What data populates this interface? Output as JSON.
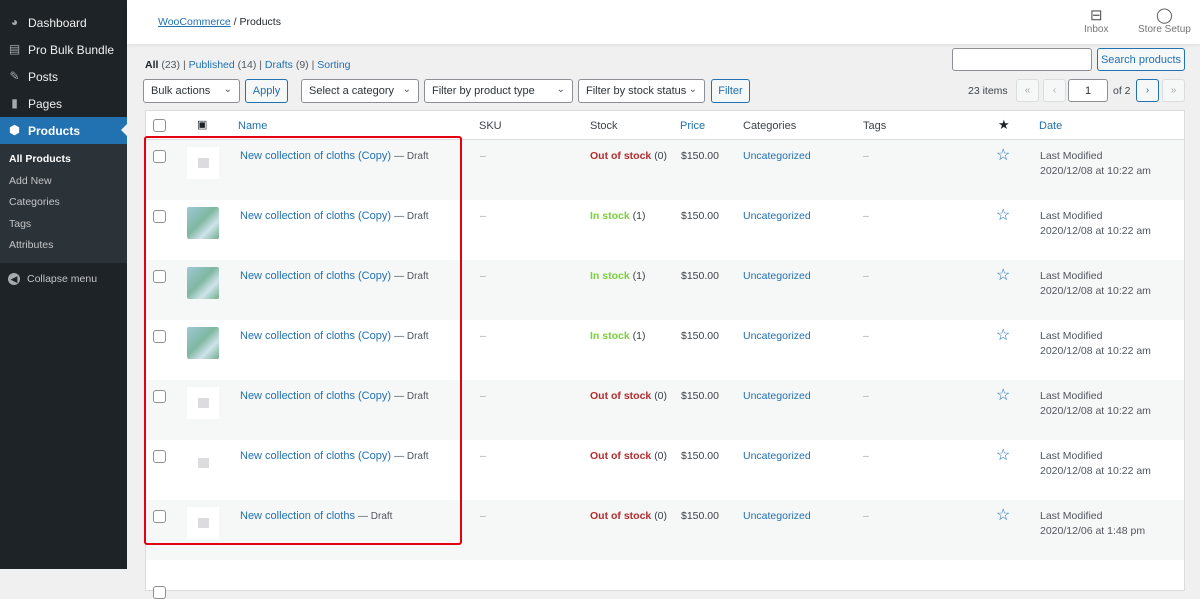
{
  "sidebar": {
    "items": [
      {
        "label": "Dashboard",
        "icon": "dashboard-icon"
      },
      {
        "label": "Pro Bulk Bundle",
        "icon": "bundle-icon"
      },
      {
        "label": "Posts",
        "icon": "pin-icon"
      },
      {
        "label": "Pages",
        "icon": "pages-icon"
      },
      {
        "label": "Products",
        "icon": "box-icon"
      }
    ],
    "submenu": [
      "All Products",
      "Add New",
      "Categories",
      "Tags",
      "Attributes"
    ],
    "collapse": "Collapse menu"
  },
  "header": {
    "breadcrumb_link": "WooCommerce",
    "breadcrumb_sep": "/",
    "breadcrumb_current": "Products",
    "inbox": "Inbox",
    "store_setup": "Store Setup"
  },
  "views": {
    "all": "All",
    "all_count": "(23)",
    "published": "Published",
    "published_count": "(14)",
    "drafts": "Drafts",
    "drafts_count": "(9)",
    "sorting": "Sorting"
  },
  "search": {
    "value": "",
    "button": "Search products"
  },
  "filters": {
    "bulk": "Bulk actions",
    "apply": "Apply",
    "category": "Select a category",
    "type": "Filter by product type",
    "stock": "Filter by stock status",
    "filter": "Filter"
  },
  "pagination": {
    "items": "23 items",
    "first": "«",
    "prev": "‹",
    "page": "1",
    "of": "of 2",
    "next": "›",
    "last": "»"
  },
  "columns": {
    "name": "Name",
    "sku": "SKU",
    "stock": "Stock",
    "price": "Price",
    "categories": "Categories",
    "tags": "Tags",
    "date": "Date"
  },
  "rows": [
    {
      "name": "New collection of cloths (Copy)",
      "state": "— Draft",
      "sku": "–",
      "stock": "Out of stock",
      "qty": "(0)",
      "in": false,
      "img": false,
      "price": "$150.00",
      "cat": "Uncategorized",
      "tags": "–",
      "d1": "Last Modified",
      "d2": "2020/12/08 at 10:22 am"
    },
    {
      "name": "New collection of cloths (Copy)",
      "state": "— Draft",
      "sku": "–",
      "stock": "In stock",
      "qty": "(1)",
      "in": true,
      "img": true,
      "price": "$150.00",
      "cat": "Uncategorized",
      "tags": "–",
      "d1": "Last Modified",
      "d2": "2020/12/08 at 10:22 am"
    },
    {
      "name": "New collection of cloths (Copy)",
      "state": "— Draft",
      "sku": "–",
      "stock": "In stock",
      "qty": "(1)",
      "in": true,
      "img": true,
      "price": "$150.00",
      "cat": "Uncategorized",
      "tags": "–",
      "d1": "Last Modified",
      "d2": "2020/12/08 at 10:22 am"
    },
    {
      "name": "New collection of cloths (Copy)",
      "state": "— Draft",
      "sku": "–",
      "stock": "In stock",
      "qty": "(1)",
      "in": true,
      "img": true,
      "price": "$150.00",
      "cat": "Uncategorized",
      "tags": "–",
      "d1": "Last Modified",
      "d2": "2020/12/08 at 10:22 am"
    },
    {
      "name": "New collection of cloths (Copy)",
      "state": "— Draft",
      "sku": "–",
      "stock": "Out of stock",
      "qty": "(0)",
      "in": false,
      "img": false,
      "price": "$150.00",
      "cat": "Uncategorized",
      "tags": "–",
      "d1": "Last Modified",
      "d2": "2020/12/08 at 10:22 am"
    },
    {
      "name": "New collection of cloths (Copy)",
      "state": "— Draft",
      "sku": "–",
      "stock": "Out of stock",
      "qty": "(0)",
      "in": false,
      "img": false,
      "price": "$150.00",
      "cat": "Uncategorized",
      "tags": "–",
      "d1": "Last Modified",
      "d2": "2020/12/08 at 10:22 am"
    },
    {
      "name": "New collection of cloths",
      "state": "— Draft",
      "sku": "–",
      "stock": "Out of stock",
      "qty": "(0)",
      "in": false,
      "img": false,
      "price": "$150.00",
      "cat": "Uncategorized",
      "tags": "–",
      "d1": "Last Modified",
      "d2": "2020/12/06 at 1:48 pm"
    }
  ]
}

- Problem to solve:
From the records given above, copy all lines containing "Bulk".

- Completed exercise:
        "label": "Pro Bulk Bundle",
    "bulk": "Bulk actions",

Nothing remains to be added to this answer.